### Requirement
For each line that holds "library", copy the line out.

[Rows from a dataset]
§

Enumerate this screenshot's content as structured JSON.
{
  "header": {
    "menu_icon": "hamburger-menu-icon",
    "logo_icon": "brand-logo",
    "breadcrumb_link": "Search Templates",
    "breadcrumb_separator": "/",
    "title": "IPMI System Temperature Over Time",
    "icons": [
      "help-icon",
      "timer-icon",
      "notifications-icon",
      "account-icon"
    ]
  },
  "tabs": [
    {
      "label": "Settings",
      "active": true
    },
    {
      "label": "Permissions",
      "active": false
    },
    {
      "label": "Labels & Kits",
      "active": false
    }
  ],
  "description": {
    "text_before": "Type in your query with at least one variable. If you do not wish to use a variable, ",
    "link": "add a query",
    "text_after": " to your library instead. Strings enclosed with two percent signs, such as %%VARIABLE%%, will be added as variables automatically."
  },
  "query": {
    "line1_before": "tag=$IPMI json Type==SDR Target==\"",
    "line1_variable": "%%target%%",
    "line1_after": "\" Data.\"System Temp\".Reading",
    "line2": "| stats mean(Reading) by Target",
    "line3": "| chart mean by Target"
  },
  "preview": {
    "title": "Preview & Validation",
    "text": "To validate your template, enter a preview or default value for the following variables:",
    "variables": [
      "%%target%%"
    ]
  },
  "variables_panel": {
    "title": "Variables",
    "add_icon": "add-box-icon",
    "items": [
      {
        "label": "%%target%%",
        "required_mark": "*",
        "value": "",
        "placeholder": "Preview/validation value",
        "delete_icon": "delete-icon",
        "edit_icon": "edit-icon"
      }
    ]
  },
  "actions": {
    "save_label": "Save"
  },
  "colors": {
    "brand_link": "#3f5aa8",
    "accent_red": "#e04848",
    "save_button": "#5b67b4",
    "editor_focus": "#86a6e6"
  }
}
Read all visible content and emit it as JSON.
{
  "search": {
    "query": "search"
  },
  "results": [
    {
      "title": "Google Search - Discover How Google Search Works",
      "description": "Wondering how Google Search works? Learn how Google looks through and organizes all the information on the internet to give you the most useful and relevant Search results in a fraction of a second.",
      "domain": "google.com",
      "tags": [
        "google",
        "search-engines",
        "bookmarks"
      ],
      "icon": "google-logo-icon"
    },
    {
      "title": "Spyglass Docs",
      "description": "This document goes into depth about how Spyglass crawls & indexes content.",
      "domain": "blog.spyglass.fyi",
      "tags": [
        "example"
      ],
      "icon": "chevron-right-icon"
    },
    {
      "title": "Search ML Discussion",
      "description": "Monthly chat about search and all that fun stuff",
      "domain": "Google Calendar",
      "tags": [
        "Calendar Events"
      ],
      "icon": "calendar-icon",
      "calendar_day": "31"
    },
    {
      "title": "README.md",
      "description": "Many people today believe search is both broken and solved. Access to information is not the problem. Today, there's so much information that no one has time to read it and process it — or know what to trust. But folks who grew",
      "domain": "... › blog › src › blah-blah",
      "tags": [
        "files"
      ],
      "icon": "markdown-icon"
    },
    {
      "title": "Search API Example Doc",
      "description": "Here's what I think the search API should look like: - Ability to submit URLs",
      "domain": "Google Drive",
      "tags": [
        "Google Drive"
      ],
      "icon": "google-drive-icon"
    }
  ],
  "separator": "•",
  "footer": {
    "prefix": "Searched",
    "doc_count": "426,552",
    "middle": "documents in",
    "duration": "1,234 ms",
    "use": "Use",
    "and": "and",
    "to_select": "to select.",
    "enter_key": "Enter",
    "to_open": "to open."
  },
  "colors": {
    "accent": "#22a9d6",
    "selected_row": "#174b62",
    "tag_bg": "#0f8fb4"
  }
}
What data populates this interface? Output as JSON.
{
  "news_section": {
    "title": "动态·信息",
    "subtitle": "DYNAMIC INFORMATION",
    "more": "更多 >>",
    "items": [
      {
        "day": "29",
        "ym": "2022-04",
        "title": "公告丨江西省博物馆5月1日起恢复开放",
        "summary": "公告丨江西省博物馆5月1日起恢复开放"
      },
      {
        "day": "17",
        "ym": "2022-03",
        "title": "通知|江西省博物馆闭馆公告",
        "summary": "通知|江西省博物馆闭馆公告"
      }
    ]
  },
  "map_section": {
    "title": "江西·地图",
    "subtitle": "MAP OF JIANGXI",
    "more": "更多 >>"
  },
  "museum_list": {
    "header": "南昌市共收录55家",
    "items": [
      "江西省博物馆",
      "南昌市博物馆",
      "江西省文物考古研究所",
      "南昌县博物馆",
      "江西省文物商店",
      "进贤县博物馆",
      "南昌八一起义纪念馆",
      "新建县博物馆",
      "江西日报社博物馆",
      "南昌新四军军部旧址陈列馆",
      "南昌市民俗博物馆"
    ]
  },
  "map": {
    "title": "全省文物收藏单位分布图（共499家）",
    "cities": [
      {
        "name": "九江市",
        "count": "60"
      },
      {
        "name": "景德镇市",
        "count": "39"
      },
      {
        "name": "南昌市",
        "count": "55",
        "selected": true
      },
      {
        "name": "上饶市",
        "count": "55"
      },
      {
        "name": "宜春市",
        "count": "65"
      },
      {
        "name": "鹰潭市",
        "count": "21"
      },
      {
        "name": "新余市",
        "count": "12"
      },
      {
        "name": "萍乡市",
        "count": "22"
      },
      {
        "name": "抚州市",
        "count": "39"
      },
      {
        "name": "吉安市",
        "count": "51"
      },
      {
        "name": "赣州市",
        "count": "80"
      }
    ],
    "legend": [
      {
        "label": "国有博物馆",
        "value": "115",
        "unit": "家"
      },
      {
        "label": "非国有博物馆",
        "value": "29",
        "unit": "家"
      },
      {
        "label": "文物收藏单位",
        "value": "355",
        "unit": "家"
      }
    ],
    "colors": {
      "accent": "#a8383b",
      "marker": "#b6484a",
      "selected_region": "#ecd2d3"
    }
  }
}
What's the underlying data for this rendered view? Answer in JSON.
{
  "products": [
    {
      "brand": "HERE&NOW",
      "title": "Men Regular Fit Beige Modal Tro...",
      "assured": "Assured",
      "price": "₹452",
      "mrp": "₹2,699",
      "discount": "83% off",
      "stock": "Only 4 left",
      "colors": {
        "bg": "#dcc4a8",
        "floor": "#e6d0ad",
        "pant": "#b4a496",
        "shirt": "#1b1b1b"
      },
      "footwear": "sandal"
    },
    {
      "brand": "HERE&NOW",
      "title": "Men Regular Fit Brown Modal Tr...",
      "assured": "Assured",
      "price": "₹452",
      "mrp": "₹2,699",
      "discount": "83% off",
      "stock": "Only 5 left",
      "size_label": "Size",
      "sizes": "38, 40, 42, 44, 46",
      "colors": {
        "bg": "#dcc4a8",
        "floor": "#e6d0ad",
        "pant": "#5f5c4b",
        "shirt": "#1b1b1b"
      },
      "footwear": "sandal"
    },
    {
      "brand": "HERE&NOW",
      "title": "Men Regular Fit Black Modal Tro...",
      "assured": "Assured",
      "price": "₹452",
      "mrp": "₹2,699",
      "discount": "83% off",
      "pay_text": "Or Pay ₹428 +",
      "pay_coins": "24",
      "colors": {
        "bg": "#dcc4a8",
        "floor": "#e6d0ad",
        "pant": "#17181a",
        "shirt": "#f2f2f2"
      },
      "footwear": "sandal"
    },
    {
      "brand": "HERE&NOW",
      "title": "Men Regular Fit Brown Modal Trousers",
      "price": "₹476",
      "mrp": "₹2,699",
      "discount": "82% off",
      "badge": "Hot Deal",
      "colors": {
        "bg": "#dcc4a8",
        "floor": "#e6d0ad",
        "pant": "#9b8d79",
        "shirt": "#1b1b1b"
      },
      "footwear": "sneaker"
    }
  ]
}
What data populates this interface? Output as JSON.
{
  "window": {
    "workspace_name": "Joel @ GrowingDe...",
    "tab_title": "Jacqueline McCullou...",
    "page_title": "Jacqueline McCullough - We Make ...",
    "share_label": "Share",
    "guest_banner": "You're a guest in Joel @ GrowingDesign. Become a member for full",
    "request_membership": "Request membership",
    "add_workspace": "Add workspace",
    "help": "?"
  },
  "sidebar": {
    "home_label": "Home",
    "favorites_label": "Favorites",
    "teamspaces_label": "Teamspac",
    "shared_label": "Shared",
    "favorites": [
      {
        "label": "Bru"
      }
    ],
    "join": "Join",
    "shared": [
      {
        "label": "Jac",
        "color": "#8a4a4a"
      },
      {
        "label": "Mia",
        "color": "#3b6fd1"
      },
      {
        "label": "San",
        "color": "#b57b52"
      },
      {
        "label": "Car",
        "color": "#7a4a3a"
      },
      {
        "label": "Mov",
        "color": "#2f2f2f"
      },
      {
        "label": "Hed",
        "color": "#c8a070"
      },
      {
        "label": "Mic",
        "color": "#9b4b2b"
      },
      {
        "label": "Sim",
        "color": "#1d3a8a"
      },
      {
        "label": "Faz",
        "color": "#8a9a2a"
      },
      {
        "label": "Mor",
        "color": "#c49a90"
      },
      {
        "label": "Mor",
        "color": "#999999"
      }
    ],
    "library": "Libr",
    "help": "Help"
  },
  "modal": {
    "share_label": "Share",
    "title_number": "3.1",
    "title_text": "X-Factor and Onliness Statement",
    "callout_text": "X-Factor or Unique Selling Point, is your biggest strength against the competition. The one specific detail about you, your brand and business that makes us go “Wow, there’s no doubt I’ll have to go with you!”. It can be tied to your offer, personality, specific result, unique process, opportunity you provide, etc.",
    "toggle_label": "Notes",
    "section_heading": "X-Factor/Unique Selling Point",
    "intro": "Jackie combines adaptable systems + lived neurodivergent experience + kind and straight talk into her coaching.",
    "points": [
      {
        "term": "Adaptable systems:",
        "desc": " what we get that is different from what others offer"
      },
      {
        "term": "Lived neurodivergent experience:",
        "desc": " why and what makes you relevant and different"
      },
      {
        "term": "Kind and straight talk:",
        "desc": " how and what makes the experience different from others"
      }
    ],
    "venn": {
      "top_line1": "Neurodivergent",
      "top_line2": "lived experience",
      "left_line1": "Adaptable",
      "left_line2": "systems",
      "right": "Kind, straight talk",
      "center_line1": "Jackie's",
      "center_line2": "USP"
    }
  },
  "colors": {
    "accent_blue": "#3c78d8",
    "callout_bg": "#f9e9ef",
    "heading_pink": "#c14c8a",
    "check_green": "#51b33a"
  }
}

§

### Response for this exercise
    "text_after": " to your library instead. Strings enclosed with two percent signs, such as %%VARIABLE%%, will be added as variables automatically."
    "library": "Libr",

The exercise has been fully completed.